>> Begin MATERIAL FOR THIS TASK

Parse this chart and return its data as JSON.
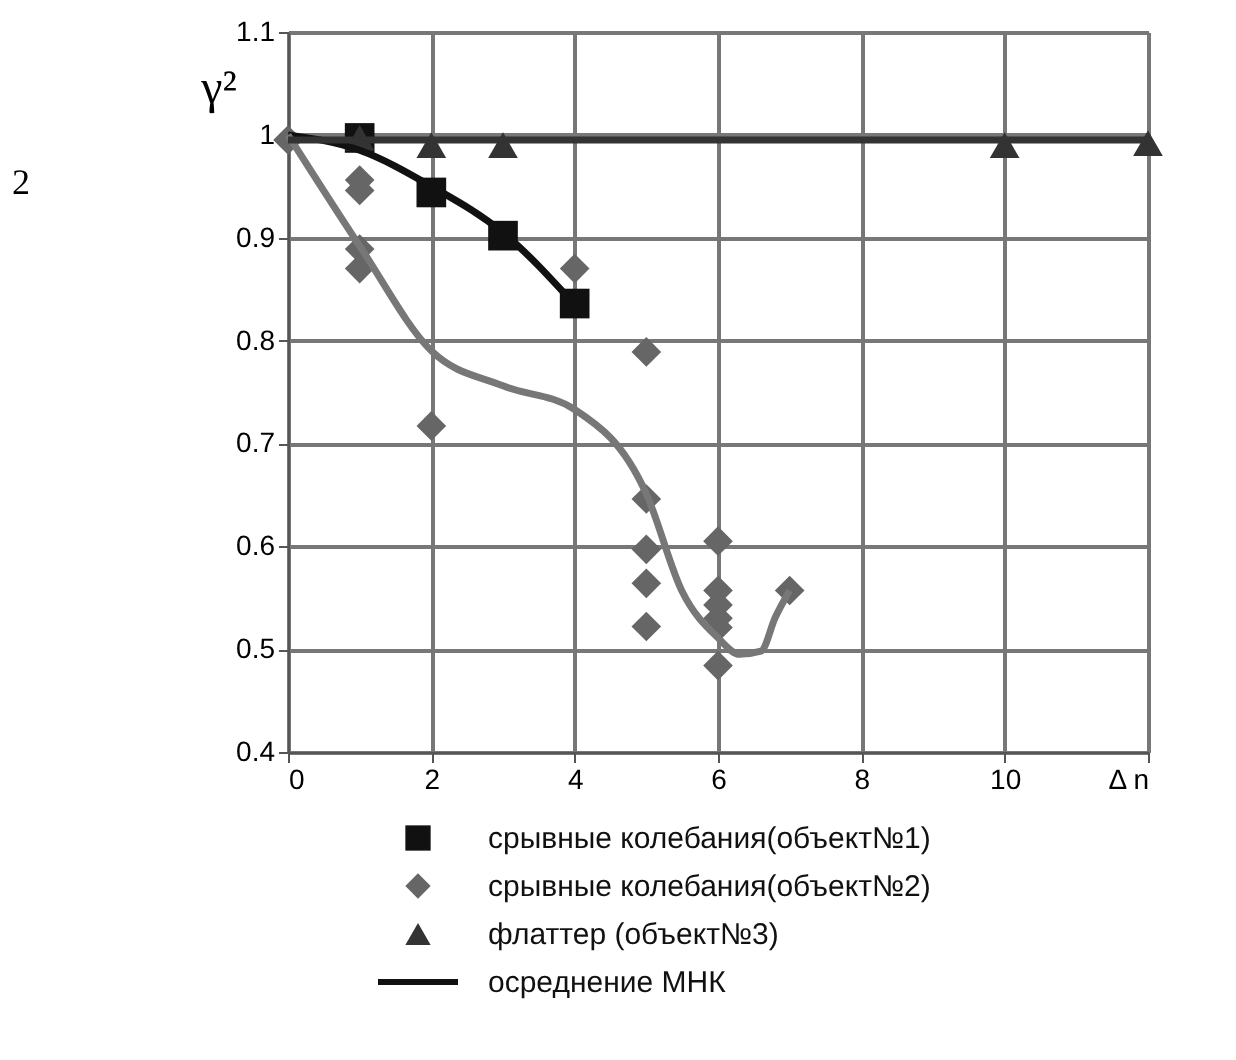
{
  "chart_data": {
    "type": "scatter",
    "ylabel": "γ²",
    "annotations": [
      "2"
    ],
    "xlim": [
      0,
      12
    ],
    "xticks": [
      0,
      2,
      4,
      6,
      8,
      10,
      {
        "value": 12,
        "label": "Δ n"
      }
    ],
    "ylim": [
      0.4,
      1.1
    ],
    "yticks": [
      0.4,
      0.5,
      0.6,
      0.7,
      0.8,
      0.9,
      1,
      1.1
    ],
    "grid": true,
    "legend": "bottom",
    "series": [
      {
        "name": "срывные колебания(объект№1)",
        "marker": "square",
        "color": "#111111",
        "x": [
          1,
          2,
          3,
          4
        ],
        "values": [
          0.997,
          0.944,
          0.902,
          0.836
        ]
      },
      {
        "name": "срывные колебания(объект№2)",
        "marker": "diamond",
        "color": "#666666",
        "x": [
          0,
          1,
          1,
          1,
          1,
          2,
          4,
          5,
          5,
          5,
          5,
          5,
          6,
          6,
          6,
          6,
          6,
          6,
          7
        ],
        "values": [
          0.995,
          0.956,
          0.946,
          0.889,
          0.87,
          0.717,
          0.87,
          0.789,
          0.646,
          0.597,
          0.564,
          0.522,
          0.605,
          0.557,
          0.543,
          0.53,
          0.521,
          0.484,
          0.557
        ]
      },
      {
        "name": "флаттер (объект№3)",
        "marker": "triangle",
        "color": "#333333",
        "x": [
          1,
          2,
          3,
          10,
          12
        ],
        "values": [
          0.997,
          0.99,
          0.99,
          0.99,
          0.992
        ]
      },
      {
        "name": "осреднение МНК",
        "type": "line",
        "color": "#111111",
        "x": [
          0,
          1,
          2,
          3,
          4
        ],
        "values": [
          1,
          0.985,
          0.95,
          0.905,
          0.835
        ]
      },
      {
        "type": "line",
        "color": "#777777",
        "x": [
          0,
          1,
          2,
          3,
          4,
          5,
          5.5,
          6,
          6.3,
          6.6,
          6.8,
          7
        ],
        "values": [
          1,
          0.892,
          0.79,
          0.756,
          0.733,
          0.651,
          0.556,
          0.511,
          0.495,
          0.498,
          0.531,
          0.557
        ]
      },
      {
        "type": "line",
        "color": "#333333",
        "x": [
          0,
          12
        ],
        "values": [
          0.995,
          0.995
        ]
      }
    ]
  }
}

>> End MATERIAL FOR THIS TASK

**WORK TO BE COMPLETED:** Write the listing out a second time exactly, dropping all images.

**SOLUTION BELOW:**
Parse this chart and return its data as JSON.
{
  "chart_data": {
    "type": "scatter",
    "ylabel": "γ²",
    "annotations": [
      "2"
    ],
    "xlim": [
      0,
      12
    ],
    "xticks": [
      0,
      2,
      4,
      6,
      8,
      10,
      {
        "value": 12,
        "label": "Δ n"
      }
    ],
    "ylim": [
      0.4,
      1.1
    ],
    "yticks": [
      0.4,
      0.5,
      0.6,
      0.7,
      0.8,
      0.9,
      1,
      1.1
    ],
    "grid": true,
    "legend": "bottom",
    "series": [
      {
        "name": "срывные колебания(объект№1)",
        "marker": "square",
        "color": "#111111",
        "x": [
          1,
          2,
          3,
          4
        ],
        "values": [
          0.997,
          0.944,
          0.902,
          0.836
        ]
      },
      {
        "name": "срывные колебания(объект№2)",
        "marker": "diamond",
        "color": "#666666",
        "x": [
          0,
          1,
          1,
          1,
          1,
          2,
          4,
          5,
          5,
          5,
          5,
          5,
          6,
          6,
          6,
          6,
          6,
          6,
          7
        ],
        "values": [
          0.995,
          0.956,
          0.946,
          0.889,
          0.87,
          0.717,
          0.87,
          0.789,
          0.646,
          0.597,
          0.564,
          0.522,
          0.605,
          0.557,
          0.543,
          0.53,
          0.521,
          0.484,
          0.557
        ]
      },
      {
        "name": "флаттер (объект№3)",
        "marker": "triangle",
        "color": "#333333",
        "x": [
          1,
          2,
          3,
          10,
          12
        ],
        "values": [
          0.997,
          0.99,
          0.99,
          0.99,
          0.992
        ]
      },
      {
        "name": "осреднение МНК",
        "type": "line",
        "color": "#111111",
        "x": [
          0,
          1,
          2,
          3,
          4
        ],
        "values": [
          1,
          0.985,
          0.95,
          0.905,
          0.835
        ]
      },
      {
        "type": "line",
        "color": "#777777",
        "x": [
          0,
          1,
          2,
          3,
          4,
          5,
          5.5,
          6,
          6.3,
          6.6,
          6.8,
          7
        ],
        "values": [
          1,
          0.892,
          0.79,
          0.756,
          0.733,
          0.651,
          0.556,
          0.511,
          0.495,
          0.498,
          0.531,
          0.557
        ]
      },
      {
        "type": "line",
        "color": "#333333",
        "x": [
          0,
          12
        ],
        "values": [
          0.995,
          0.995
        ]
      }
    ]
  }
}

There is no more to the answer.